Go through the lines below. Copy those with "about".

• INFORMATION PROVIDED:
========================

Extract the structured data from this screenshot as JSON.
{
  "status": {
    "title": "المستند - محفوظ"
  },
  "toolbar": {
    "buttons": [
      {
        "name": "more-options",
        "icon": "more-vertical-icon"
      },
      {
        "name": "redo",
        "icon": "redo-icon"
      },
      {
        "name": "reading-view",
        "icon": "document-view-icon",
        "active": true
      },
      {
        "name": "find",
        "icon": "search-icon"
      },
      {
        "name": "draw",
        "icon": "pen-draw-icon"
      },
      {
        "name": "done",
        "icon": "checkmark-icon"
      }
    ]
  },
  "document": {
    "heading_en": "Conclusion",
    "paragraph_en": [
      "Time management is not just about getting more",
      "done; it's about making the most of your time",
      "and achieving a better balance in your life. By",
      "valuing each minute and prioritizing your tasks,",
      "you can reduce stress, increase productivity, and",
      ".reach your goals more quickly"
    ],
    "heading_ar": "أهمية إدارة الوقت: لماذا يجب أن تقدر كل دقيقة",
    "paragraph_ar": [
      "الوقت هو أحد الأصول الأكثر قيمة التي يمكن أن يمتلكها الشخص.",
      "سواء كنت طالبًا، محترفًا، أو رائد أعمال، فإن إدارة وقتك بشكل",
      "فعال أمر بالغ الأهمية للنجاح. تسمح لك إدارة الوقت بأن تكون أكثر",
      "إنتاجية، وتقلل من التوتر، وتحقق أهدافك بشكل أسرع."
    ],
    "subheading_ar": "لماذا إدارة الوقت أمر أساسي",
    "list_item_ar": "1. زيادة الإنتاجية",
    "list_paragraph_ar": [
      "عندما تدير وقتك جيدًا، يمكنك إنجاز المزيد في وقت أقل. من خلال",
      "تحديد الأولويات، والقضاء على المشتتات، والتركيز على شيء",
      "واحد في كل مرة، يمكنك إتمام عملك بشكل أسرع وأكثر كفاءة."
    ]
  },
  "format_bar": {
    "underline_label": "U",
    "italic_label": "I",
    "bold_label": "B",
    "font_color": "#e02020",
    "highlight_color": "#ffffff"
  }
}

========================

• OUTPUT FOR THIS TASK:
      "Time management is not just about getting more",
      "done; it's about making the most of your time",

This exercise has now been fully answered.